- Required actions -
• A. Answer these questions about the banking interview:
(i) Which charter requires banks to lend to the lower end of the market?
(ii) Which two people are named as having used an almost verbal intervention to push the banks to lend less?
(iii) Where is Kokkie Kooyman the banks analyst?
• B. Repeat the banking interview word for word, from "So the government" down to "see what happens.".

----- Provided text

So the government is in a difficult position, it wants the currency not to be too strong to stimulate exports. But it also does not want to intervene too much on the banking side. What does it do? Who am I so say what this governor should do, but I think he should hike once more and wait and see what happens.

Bruce Whitfield:
Because there is also surely a risk though, that if you actually force banks to actually cut down on their lending, they will almost ignore the higher risk business at the lower end of the market and that could make them go into contravention of the Financial Sector Charter, which demands that they lend to the lower end of the market. There are a number of actually push and pull factors here.

Kokkie Kooyman:
Absolutely, that is a very important point. And also, just the fact that, just think about it, effectively his is forcing them to go for higher margin. So he is actually increasing interest rates which you also don’t want because the banks are already under pressure for the margins they do make. Now you are forcing them to make higher margins to make up for the additional capital that they have to keep.

So normally the problem always, with these indirect interventions, it has all kinds of effectives. So you do something here that has other side effects which you have not thought through.

Bruce Whitfield:
So for the time been at least, government is making threatening noises, in the hope ones things that perhaps the banking sector will mitigate their own lending policies.

Kokkie Kooyman:
I think you are absolutely right and both Tito and now Thabo Mbeki have been doing that in an almost verbal intervention, to force the banks to lend less. The problem is, the banks will say there is not much they can do if it really is consumer lending that is pushing their demand.

But I think, what they can do is they can price controls. I personally think that there is a lot of lending going on and there is certainly going to be a higher amount of bad debts coming. I think anybody knows the anecdote of being offered three or four credit cards. So I think he needs to put a bit more verbal pressure as well on the banks. I think there is a bit of, as I said, too much lending going on.

Bruce Whitfield:
Kokkie Kooyman on the line to us from Gabarone in Botswana, thanks very much for your time this evening. And Kokkie Kooyman is the banks analyst at Sanlam Investment Management.

----------
----- Entries shown

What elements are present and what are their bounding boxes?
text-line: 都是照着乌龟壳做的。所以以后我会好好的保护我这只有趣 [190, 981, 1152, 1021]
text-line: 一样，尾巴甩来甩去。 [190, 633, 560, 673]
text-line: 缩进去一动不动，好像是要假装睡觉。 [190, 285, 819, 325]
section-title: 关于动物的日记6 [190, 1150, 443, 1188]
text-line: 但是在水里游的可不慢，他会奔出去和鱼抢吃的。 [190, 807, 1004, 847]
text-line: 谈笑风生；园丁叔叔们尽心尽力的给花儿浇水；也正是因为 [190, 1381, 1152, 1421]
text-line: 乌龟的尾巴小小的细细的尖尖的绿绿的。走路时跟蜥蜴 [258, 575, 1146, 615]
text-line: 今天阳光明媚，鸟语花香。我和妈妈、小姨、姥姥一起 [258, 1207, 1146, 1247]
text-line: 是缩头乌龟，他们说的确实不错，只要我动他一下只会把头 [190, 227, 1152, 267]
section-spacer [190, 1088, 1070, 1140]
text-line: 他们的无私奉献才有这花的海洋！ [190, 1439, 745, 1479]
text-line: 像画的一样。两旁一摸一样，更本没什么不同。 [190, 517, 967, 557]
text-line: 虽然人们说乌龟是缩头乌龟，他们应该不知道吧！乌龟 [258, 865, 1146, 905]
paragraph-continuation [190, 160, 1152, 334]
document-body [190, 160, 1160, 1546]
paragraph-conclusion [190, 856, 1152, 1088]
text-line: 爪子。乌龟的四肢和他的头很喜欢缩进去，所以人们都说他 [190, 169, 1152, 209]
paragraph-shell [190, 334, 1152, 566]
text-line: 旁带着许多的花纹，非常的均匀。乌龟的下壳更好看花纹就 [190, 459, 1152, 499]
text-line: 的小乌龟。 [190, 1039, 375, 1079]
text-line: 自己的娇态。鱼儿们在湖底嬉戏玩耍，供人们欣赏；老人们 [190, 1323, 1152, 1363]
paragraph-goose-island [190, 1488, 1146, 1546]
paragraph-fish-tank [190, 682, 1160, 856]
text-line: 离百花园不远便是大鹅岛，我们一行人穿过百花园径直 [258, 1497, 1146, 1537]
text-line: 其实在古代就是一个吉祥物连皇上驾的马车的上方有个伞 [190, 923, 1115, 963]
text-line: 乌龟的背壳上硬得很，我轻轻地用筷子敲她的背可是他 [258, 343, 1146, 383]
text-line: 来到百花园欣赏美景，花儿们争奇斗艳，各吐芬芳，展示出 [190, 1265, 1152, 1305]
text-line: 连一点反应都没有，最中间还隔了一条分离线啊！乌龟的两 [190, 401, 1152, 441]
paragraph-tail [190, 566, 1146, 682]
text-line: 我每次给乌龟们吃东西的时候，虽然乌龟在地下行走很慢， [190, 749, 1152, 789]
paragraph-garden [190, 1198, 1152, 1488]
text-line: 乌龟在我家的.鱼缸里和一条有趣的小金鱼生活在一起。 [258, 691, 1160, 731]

----------

- Response list -
• A.
(i) The Financial Sector Charter
(ii) Tito and Thabo Mbeki
(iii) Sanlam Investment Management

• B.
So the government is in a difficult position, it wants the currency not to be too strong to stimulate exports. But it also does not want to intervene too much on the banking side. What does it do? Who am I so say what this governor should do, but I think he should hike once more and wait and see what happens.